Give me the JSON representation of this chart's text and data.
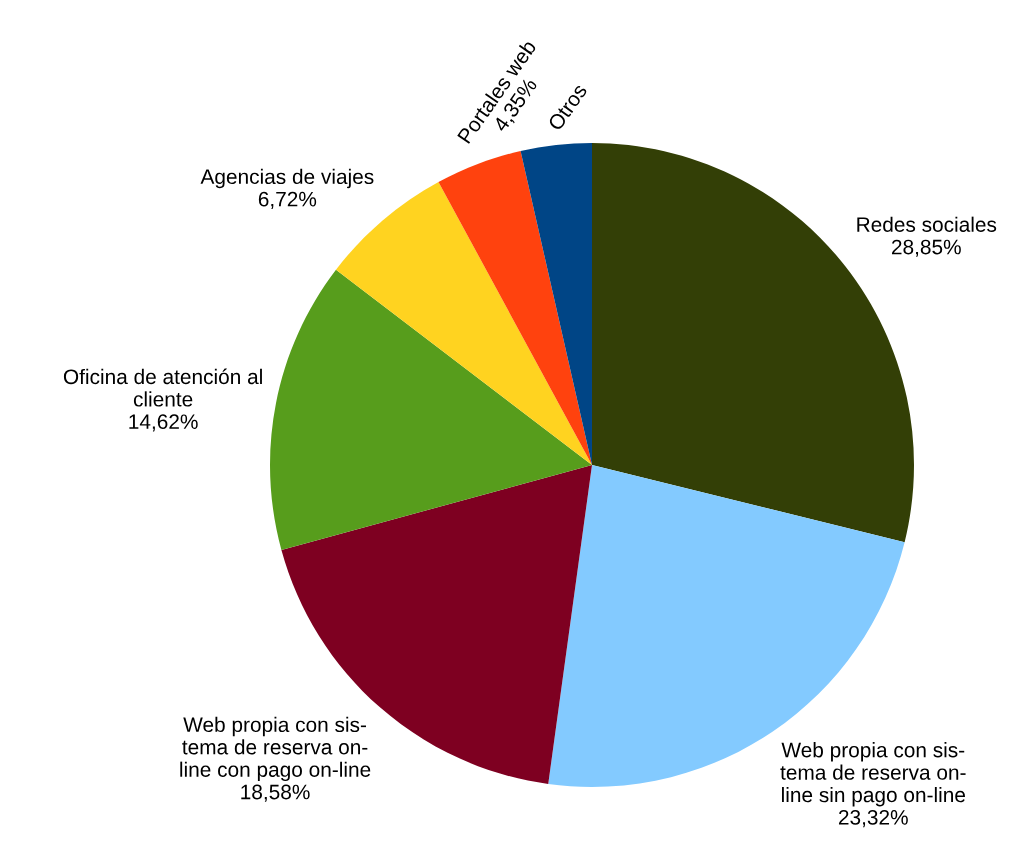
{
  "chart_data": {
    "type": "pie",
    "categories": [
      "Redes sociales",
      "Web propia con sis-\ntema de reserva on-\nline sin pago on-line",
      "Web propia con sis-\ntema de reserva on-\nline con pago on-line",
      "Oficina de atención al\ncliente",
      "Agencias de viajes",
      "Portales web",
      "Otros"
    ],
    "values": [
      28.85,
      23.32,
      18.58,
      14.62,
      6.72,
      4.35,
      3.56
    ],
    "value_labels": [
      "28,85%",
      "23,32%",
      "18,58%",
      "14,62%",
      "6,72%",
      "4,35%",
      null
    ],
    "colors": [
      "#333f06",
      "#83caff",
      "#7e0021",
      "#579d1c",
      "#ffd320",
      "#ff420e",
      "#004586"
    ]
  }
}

□ □ □ □ □ □ □

• **To do**
Without the pictures, extract every entry verbatim.

• **Task solution**
Give me the JSON representation of this chart's text and data.
{
  "chart_data": {
    "type": "pie",
    "categories": [
      "Redes sociales",
      "Web propia con sis-\ntema de reserva on-\nline sin pago on-line",
      "Web propia con sis-\ntema de reserva on-\nline con pago on-line",
      "Oficina de atención al\ncliente",
      "Agencias de viajes",
      "Portales web",
      "Otros"
    ],
    "values": [
      28.85,
      23.32,
      18.58,
      14.62,
      6.72,
      4.35,
      3.56
    ],
    "value_labels": [
      "28,85%",
      "23,32%",
      "18,58%",
      "14,62%",
      "6,72%",
      "4,35%",
      null
    ],
    "colors": [
      "#333f06",
      "#83caff",
      "#7e0021",
      "#579d1c",
      "#ffd320",
      "#ff420e",
      "#004586"
    ]
  }
}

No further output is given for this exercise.